Goal of the exercise =>
Images should be left out, and everything else in the listing reproduced exactly.

Dataset excerpts =>
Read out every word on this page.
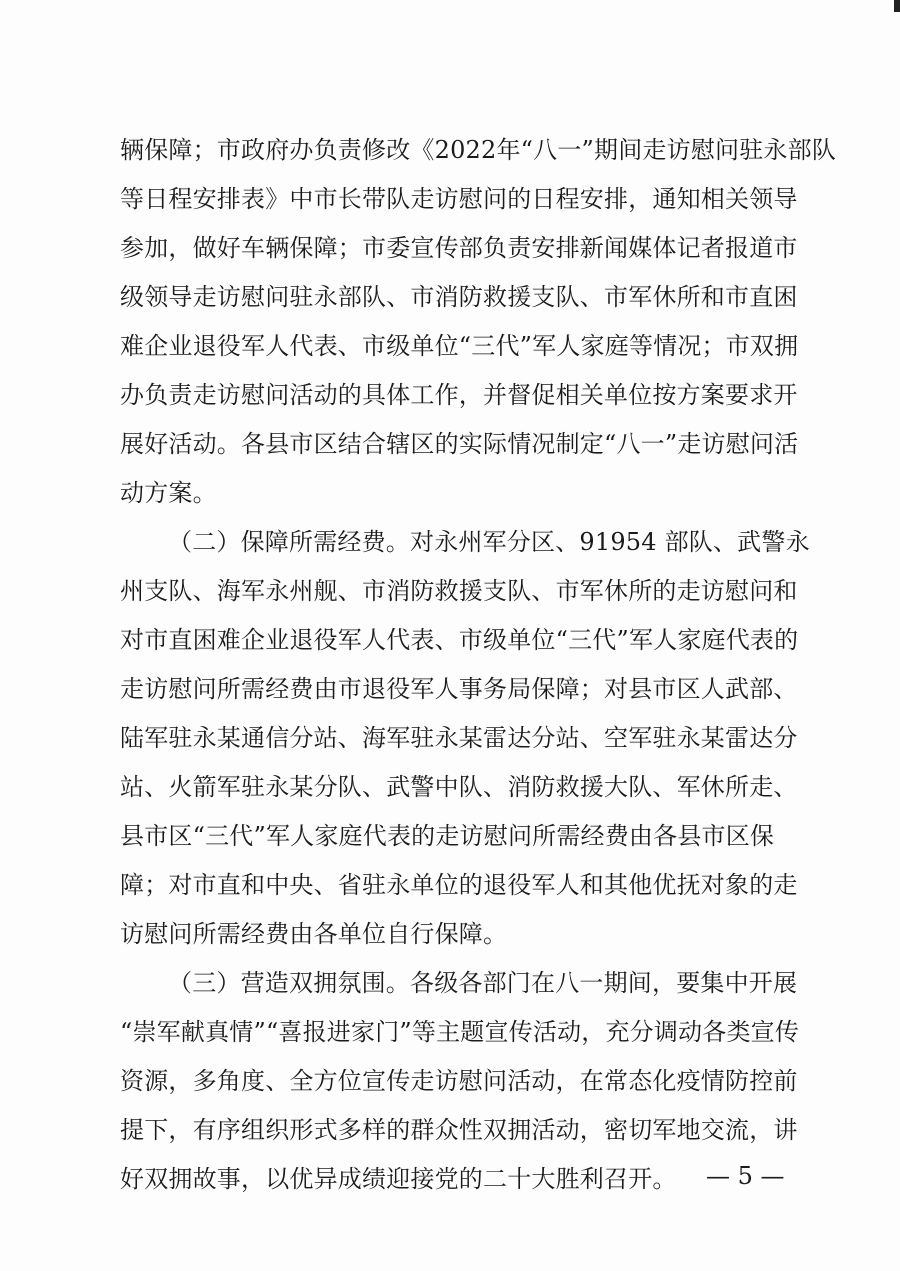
辆保障；市政府办负责修改《2022年“八一”期间走访慰问驻永部队
等日程安排表》中市长带队走访慰问的日程安排，通知相关领导
参加，做好车辆保障；市委宣传部负责安排新闻媒体记者报道市
级领导走访慰问驻永部队、市消防救援支队、市军休所和市直困
难企业退役军人代表、市级单位“三代”军人家庭等情况；市双拥
办负责走访慰问活动的具体工作，并督促相关单位按方案要求开
展好活动。各县市区结合辖区的实际情况制定“八一”走访慰问活
动方案。
（二）保障所需经费。对永州军分区、91954 部队、武警永
州支队、海军永州舰、市消防救援支队、市军休所的走访慰问和
对市直困难企业退役军人代表、市级单位“三代”军人家庭代表的
走访慰问所需经费由市退役军人事务局保障；对县市区人武部、
陆军驻永某通信分站、海军驻永某雷达分站、空军驻永某雷达分
站、火箭军驻永某分队、武警中队、消防救援大队、军休所走、
县市区“三代”军人家庭代表的走访慰问所需经费由各县市区保
障；对市直和中央、省驻永单位的退役军人和其他优抚对象的走
访慰问所需经费由各单位自行保障。
（三）营造双拥氛围。各级各部门在八一期间，要集中开展
“崇军献真情”“喜报进家门”等主题宣传活动，充分调动各类宣传
资源，多角度、全方位宣传走访慰问活动，在常态化疫情防控前
提下，有序组织形式多样的群众性双拥活动，密切军地交流，讲
好双拥故事，以优异成绩迎接党的二十大胜利召开。 — 5 —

Worked solution =>
Read out every word on this page.
辆保障；市政府办负责修改《2022年“八一”期间走访慰问驻永部队
等日程安排表》中市长带队走访慰问的日程安排，通知相关领导
参加，做好车辆保障；市委宣传部负责安排新闻媒体记者报道市
级领导走访慰问驻永部队、市消防救援支队、市军休所和市直困
难企业退役军人代表、市级单位“三代”军人家庭等情况；市双拥
办负责走访慰问活动的具体工作，并督促相关单位按方案要求开
展好活动。各县市区结合辖区的实际情况制定“八一”走访慰问活
动方案。
（二）保障所需经费。对永州军分区、91954 部队、武警永
州支队、海军永州舰、市消防救援支队、市军休所的走访慰问和
对市直困难企业退役军人代表、市级单位“三代”军人家庭代表的
走访慰问所需经费由市退役军人事务局保障；对县市区人武部、
陆军驻永某通信分站、海军驻永某雷达分站、空军驻永某雷达分
站、火箭军驻永某分队、武警中队、消防救援大队、军休所走、
县市区“三代”军人家庭代表的走访慰问所需经费由各县市区保
障；对市直和中央、省驻永单位的退役军人和其他优抚对象的走
访慰问所需经费由各单位自行保障。
（三）营造双拥氛围。各级各部门在八一期间，要集中开展
“崇军献真情”“喜报进家门”等主题宣传活动，充分调动各类宣传
资源，多角度、全方位宣传走访慰问活动，在常态化疫情防控前
提下，有序组织形式多样的群众性双拥活动，密切军地交流，讲
好双拥故事，以优异成绩迎接党的二十大胜利召开。 — 5 —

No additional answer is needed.